» **WHAT IS REQUIRED**: Say how many lines contain "Cost"; the answer is the number alone.

Start of RECORDS SUPPLIED

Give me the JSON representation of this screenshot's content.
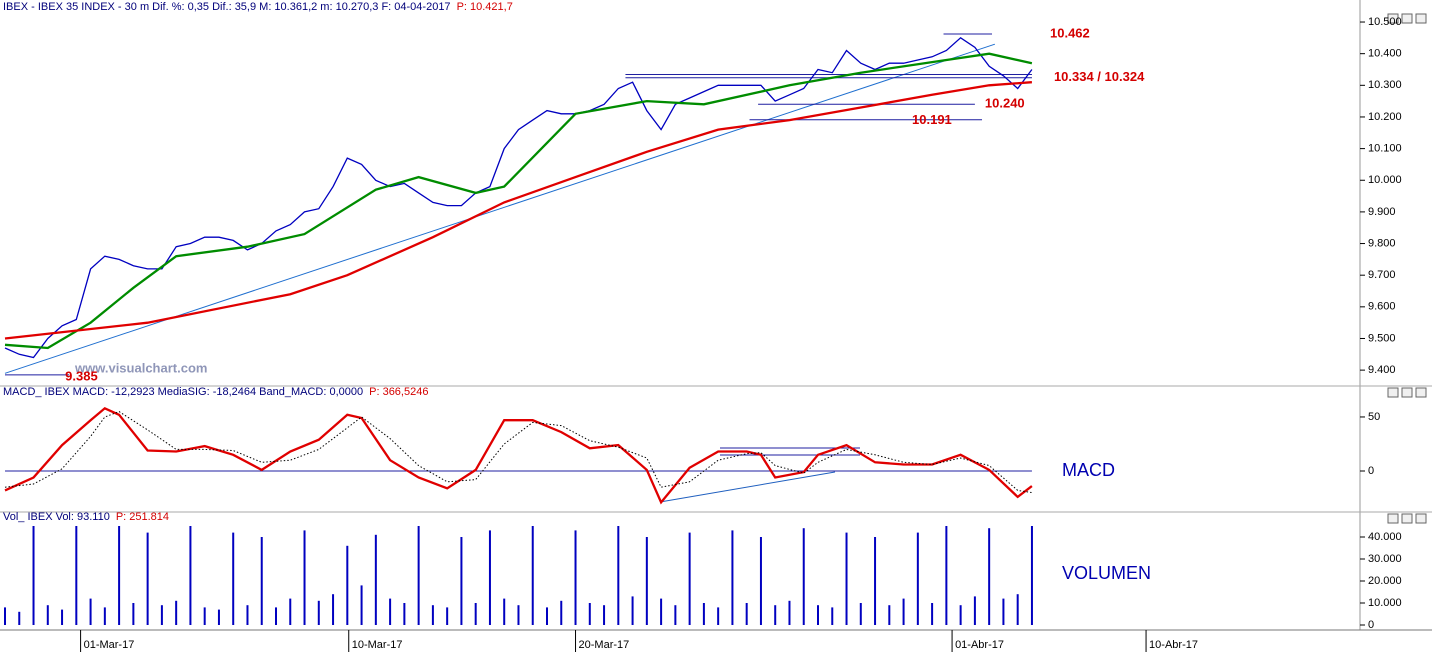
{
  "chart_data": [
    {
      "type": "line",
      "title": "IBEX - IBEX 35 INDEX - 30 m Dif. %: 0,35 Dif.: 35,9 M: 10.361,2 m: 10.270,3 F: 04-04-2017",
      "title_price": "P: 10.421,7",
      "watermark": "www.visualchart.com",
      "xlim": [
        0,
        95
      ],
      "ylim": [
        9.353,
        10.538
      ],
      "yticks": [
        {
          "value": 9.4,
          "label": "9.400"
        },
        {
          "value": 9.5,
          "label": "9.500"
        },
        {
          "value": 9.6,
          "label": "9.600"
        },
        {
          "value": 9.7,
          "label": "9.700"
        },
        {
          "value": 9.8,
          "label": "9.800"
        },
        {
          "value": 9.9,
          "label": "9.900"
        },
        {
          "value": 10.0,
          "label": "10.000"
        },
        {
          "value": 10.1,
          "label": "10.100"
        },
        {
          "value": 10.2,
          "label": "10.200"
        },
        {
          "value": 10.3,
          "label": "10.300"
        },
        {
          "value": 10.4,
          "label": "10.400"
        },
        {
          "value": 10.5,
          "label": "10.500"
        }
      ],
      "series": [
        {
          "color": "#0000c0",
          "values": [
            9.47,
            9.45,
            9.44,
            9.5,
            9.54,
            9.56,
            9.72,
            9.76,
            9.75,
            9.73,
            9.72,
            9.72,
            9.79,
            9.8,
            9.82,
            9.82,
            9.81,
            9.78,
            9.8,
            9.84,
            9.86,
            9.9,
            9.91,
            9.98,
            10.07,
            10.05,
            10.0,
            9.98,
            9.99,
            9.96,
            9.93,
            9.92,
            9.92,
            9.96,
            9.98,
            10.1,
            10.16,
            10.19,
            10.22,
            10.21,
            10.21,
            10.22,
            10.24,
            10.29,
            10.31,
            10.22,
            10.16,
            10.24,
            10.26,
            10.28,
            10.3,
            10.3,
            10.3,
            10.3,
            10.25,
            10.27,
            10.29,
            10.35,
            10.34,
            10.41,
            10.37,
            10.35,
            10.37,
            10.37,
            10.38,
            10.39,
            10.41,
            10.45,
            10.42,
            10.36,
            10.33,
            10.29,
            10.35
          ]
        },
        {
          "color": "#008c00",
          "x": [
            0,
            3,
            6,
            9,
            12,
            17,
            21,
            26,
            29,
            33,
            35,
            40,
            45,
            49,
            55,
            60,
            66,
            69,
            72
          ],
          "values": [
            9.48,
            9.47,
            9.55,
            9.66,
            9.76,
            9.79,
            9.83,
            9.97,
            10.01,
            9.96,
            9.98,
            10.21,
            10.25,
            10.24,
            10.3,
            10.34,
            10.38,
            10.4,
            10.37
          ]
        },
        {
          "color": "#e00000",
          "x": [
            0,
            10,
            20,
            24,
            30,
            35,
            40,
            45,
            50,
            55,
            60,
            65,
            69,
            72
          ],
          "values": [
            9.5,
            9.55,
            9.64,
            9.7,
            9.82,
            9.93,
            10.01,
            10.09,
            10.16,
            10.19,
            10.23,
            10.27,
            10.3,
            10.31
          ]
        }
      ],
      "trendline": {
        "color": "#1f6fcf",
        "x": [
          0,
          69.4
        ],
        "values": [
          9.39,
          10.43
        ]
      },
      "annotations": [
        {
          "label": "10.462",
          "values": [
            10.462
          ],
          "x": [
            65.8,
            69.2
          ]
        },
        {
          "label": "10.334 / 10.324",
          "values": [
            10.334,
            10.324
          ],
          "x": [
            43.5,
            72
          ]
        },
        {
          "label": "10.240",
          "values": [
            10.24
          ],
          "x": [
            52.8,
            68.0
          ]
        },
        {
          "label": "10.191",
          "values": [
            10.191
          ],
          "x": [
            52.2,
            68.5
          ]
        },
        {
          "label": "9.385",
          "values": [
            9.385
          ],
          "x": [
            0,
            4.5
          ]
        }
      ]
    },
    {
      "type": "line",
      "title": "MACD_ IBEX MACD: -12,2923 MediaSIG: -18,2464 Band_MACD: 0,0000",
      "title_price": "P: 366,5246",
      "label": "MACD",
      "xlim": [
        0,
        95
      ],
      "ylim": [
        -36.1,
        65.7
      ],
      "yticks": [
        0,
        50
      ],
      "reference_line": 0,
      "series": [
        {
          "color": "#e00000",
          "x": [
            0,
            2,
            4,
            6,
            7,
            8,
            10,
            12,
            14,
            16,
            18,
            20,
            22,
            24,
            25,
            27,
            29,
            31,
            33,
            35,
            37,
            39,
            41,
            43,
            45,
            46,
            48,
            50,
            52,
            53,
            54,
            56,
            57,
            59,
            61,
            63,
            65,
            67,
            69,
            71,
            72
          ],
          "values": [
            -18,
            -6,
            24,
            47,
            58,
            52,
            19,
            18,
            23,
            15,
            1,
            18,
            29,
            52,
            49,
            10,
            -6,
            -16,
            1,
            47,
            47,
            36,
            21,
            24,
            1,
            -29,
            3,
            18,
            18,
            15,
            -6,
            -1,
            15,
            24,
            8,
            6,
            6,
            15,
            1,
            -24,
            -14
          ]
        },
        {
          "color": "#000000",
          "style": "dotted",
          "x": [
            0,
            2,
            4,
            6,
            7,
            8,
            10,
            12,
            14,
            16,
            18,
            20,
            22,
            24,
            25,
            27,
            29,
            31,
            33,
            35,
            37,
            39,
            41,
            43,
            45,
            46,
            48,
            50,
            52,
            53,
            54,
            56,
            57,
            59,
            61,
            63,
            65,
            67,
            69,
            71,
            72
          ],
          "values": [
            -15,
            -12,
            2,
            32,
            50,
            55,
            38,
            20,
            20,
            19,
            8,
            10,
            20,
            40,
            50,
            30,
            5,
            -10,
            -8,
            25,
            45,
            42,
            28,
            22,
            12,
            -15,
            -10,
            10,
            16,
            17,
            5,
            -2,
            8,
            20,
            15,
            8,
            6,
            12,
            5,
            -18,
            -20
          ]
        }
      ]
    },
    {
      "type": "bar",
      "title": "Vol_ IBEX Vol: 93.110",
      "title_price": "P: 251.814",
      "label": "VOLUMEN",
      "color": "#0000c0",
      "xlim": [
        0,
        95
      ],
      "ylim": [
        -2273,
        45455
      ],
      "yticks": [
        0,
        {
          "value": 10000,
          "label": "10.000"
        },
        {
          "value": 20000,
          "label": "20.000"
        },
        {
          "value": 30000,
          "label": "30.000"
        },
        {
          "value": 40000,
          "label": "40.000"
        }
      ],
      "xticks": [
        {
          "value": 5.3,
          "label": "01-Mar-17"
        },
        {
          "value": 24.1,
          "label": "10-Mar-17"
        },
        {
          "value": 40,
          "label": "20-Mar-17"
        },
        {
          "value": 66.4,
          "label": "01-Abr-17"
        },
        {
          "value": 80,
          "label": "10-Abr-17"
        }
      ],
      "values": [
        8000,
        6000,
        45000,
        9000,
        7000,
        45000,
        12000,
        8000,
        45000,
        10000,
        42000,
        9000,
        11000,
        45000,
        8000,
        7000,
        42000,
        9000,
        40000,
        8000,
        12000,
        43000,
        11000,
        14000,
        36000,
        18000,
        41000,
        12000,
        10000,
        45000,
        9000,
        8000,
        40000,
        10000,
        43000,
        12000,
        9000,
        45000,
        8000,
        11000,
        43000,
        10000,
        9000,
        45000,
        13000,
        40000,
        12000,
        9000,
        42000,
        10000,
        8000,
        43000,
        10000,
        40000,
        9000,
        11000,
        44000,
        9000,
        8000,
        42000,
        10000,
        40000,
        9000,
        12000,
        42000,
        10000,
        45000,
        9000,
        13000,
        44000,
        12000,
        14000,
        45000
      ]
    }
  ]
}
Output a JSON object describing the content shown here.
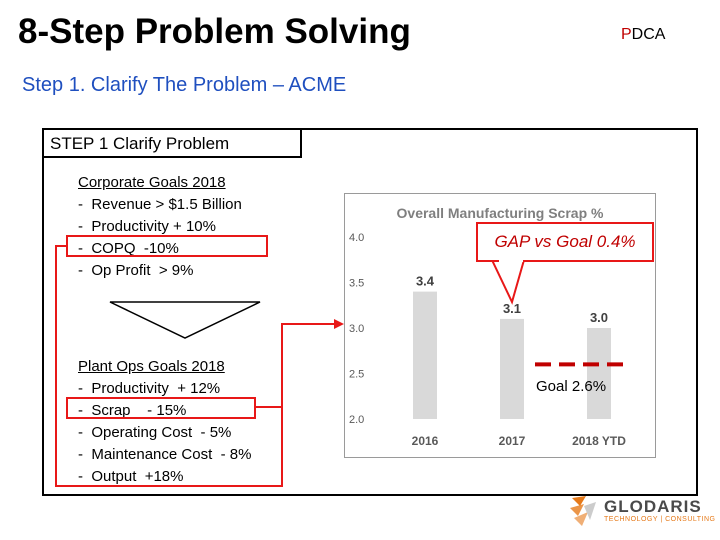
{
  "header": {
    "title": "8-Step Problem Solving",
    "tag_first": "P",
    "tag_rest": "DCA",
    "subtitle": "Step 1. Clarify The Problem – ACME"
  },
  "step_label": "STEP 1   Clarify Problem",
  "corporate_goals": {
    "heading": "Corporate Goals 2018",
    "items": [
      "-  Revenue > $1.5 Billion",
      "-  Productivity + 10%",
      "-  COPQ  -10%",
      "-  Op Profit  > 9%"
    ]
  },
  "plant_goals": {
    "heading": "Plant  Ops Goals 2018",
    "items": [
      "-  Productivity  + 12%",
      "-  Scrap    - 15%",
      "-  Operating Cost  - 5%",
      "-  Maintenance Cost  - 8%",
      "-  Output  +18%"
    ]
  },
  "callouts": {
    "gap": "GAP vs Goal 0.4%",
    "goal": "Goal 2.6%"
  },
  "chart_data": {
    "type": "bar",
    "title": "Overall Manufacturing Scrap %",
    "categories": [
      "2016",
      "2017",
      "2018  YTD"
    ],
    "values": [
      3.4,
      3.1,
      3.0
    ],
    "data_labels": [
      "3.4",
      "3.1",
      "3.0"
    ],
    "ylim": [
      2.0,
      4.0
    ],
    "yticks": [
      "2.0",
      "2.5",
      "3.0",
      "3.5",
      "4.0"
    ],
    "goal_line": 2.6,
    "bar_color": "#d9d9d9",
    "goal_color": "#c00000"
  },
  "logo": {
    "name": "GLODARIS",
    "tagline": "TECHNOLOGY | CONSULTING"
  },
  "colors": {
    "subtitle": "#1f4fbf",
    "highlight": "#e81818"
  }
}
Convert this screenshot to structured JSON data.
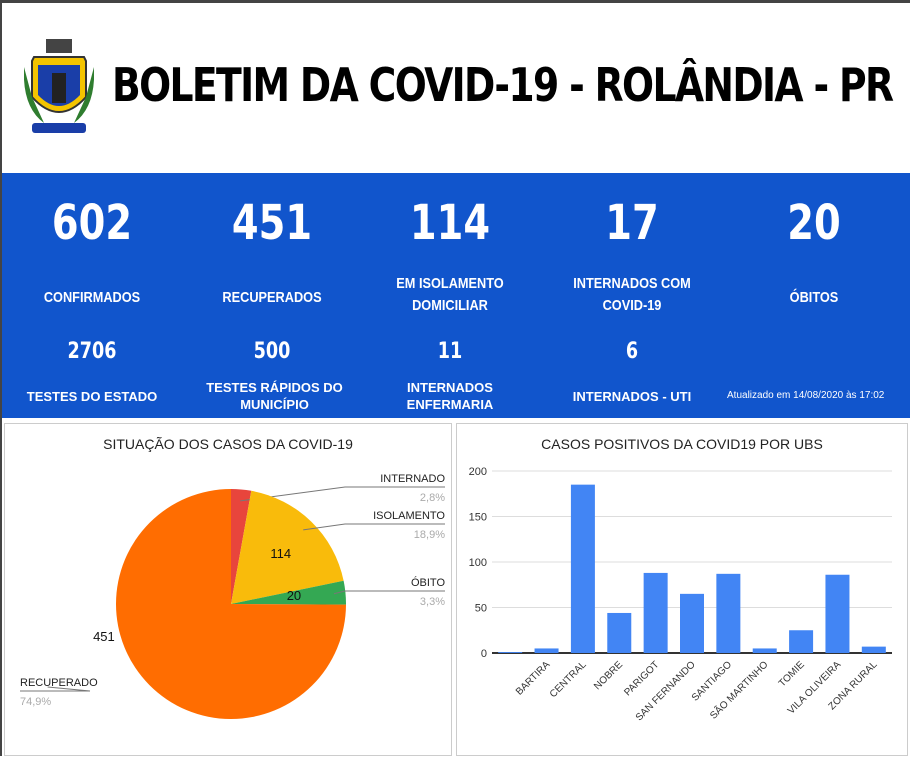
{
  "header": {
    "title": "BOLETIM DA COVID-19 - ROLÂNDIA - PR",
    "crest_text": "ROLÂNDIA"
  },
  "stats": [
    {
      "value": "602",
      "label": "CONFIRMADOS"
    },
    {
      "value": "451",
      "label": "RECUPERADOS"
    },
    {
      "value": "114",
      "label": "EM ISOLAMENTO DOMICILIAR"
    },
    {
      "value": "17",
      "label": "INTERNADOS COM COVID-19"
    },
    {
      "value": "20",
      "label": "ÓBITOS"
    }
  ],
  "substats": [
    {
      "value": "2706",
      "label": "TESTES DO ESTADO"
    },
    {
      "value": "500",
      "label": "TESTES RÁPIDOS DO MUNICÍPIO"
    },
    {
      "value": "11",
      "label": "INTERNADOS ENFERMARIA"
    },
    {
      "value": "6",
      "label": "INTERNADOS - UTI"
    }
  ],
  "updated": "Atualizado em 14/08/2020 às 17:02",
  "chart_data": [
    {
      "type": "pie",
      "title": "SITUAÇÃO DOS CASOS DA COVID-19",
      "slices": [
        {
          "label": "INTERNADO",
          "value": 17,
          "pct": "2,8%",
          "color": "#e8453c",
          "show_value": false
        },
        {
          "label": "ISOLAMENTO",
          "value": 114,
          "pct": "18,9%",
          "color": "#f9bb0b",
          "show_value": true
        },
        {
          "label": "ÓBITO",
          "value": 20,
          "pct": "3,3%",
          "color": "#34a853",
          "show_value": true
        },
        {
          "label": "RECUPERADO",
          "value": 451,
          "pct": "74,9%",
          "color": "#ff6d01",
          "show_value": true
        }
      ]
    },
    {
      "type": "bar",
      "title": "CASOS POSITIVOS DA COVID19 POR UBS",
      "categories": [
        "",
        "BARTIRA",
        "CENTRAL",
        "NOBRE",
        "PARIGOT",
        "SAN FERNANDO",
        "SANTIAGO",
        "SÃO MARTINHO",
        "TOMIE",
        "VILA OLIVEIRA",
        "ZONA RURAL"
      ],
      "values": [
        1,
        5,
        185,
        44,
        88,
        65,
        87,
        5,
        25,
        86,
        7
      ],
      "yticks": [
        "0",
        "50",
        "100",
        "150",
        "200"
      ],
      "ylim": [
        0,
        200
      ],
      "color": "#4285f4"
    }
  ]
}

End of RECORDS SUPPLIED

» **SOLUTION TO THE PROBLEM**: 2